WHAT IS ASKED: Update the rows below so that every "estimate-point" becomes "coefficient-marker". Leave everything else unchanged.

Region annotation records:
++++++++++++++++++++
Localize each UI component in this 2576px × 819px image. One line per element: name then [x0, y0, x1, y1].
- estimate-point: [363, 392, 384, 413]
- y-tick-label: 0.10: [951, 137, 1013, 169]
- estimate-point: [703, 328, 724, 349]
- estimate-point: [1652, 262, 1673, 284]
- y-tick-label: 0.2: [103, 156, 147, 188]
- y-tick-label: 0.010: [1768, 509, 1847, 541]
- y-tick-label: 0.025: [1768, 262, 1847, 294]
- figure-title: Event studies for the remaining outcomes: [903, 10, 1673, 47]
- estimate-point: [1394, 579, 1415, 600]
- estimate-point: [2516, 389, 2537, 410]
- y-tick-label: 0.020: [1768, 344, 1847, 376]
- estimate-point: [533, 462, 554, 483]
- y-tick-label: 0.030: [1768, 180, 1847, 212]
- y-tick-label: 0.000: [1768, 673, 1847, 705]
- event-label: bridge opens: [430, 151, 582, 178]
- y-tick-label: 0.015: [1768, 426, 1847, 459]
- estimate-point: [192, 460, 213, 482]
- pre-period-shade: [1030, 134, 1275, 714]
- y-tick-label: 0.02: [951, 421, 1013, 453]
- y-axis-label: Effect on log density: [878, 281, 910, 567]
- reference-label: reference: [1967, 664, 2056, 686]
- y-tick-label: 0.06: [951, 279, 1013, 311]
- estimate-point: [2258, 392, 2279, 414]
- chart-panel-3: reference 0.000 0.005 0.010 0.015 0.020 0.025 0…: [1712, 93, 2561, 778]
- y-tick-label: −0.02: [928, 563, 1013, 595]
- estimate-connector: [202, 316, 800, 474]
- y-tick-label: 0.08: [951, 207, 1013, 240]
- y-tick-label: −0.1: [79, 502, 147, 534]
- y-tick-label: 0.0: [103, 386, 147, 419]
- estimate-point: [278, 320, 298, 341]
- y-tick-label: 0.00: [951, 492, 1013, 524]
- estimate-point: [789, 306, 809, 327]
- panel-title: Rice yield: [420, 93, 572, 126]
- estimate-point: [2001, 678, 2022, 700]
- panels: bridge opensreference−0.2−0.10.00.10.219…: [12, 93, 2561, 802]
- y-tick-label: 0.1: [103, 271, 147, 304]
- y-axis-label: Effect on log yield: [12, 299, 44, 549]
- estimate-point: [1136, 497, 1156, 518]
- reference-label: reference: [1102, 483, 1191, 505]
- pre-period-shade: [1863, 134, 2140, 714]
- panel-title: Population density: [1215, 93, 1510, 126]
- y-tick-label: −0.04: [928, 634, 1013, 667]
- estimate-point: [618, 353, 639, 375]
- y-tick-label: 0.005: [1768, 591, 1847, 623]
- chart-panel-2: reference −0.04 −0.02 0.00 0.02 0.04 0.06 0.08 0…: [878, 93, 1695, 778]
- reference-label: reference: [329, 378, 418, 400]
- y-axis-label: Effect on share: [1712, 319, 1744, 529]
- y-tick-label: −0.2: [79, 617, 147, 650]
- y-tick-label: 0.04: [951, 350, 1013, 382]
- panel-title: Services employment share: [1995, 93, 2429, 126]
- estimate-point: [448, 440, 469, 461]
++++++++++++++++++++
ANSWER TO THIS TASK:
Localize each UI component in this 2576px × 819px image. One line per element: name then [x0, y0, x1, y1].
- coefficient-marker: [363, 392, 384, 413]
- y-tick-label: 0.10: [951, 137, 1013, 169]
- coefficient-marker: [703, 328, 724, 349]
- coefficient-marker: [1652, 262, 1673, 284]
- y-tick-label: 0.2: [103, 156, 147, 188]
- y-tick-label: 0.010: [1768, 509, 1847, 541]
- y-tick-label: 0.025: [1768, 262, 1847, 294]
- figure-title: Event studies for the remaining outcomes: [903, 10, 1673, 47]
- coefficient-marker: [1394, 579, 1415, 600]
- coefficient-marker: [2516, 389, 2537, 410]
- y-tick-label: 0.020: [1768, 344, 1847, 376]
- coefficient-marker: [533, 462, 554, 483]
- y-tick-label: 0.030: [1768, 180, 1847, 212]
- y-tick-label: 0.000: [1768, 673, 1847, 705]
- event-label: bridge opens: [430, 151, 582, 178]
- y-tick-label: 0.015: [1768, 426, 1847, 459]
- coefficient-marker: [192, 460, 213, 482]
- pre-period-shade: [1030, 134, 1275, 714]
- y-tick-label: 0.02: [951, 421, 1013, 453]
- y-axis-label: Effect on log density: [878, 281, 910, 567]
- reference-label: reference: [1967, 664, 2056, 686]
- y-tick-label: 0.06: [951, 279, 1013, 311]
- coefficient-marker: [2258, 392, 2279, 414]
- chart-panel-3: reference 0.000 0.005 0.010 0.015 0.020 0.025 0…: [1712, 93, 2561, 778]
- y-tick-label: −0.02: [928, 563, 1013, 595]
- estimate-connector: [202, 316, 800, 474]
- y-tick-label: 0.08: [951, 207, 1013, 240]
- y-tick-label: −0.1: [79, 502, 147, 534]
- y-tick-label: 0.0: [103, 386, 147, 419]
- coefficient-marker: [278, 320, 298, 341]
- y-tick-label: 0.00: [951, 492, 1013, 524]
- coefficient-marker: [789, 306, 809, 327]
- panel-title: Rice yield: [420, 93, 572, 126]
- coefficient-marker: [2001, 678, 2022, 700]
- panels: bridge opensreference−0.2−0.10.00.10.219…: [12, 93, 2561, 802]
- y-tick-label: 0.1: [103, 271, 147, 304]
- y-axis-label: Effect on log yield: [12, 299, 44, 549]
- coefficient-marker: [1136, 497, 1156, 518]
- reference-label: reference: [1102, 483, 1191, 505]
- pre-period-shade: [1863, 134, 2140, 714]
- panel-title: Population density: [1215, 93, 1510, 126]
- y-tick-label: −0.04: [928, 634, 1013, 667]
- coefficient-marker: [618, 353, 639, 375]
- y-tick-label: 0.005: [1768, 591, 1847, 623]
- chart-panel-2: reference −0.04 −0.02 0.00 0.02 0.04 0.06 0.08 0…: [878, 93, 1695, 778]
- reference-label: reference: [329, 378, 418, 400]
- y-axis-label: Effect on share: [1712, 319, 1744, 529]
- y-tick-label: −0.2: [79, 617, 147, 650]
- y-tick-label: 0.04: [951, 350, 1013, 382]
- panel-title: Services employment share: [1995, 93, 2429, 126]
- coefficient-marker: [448, 440, 469, 461]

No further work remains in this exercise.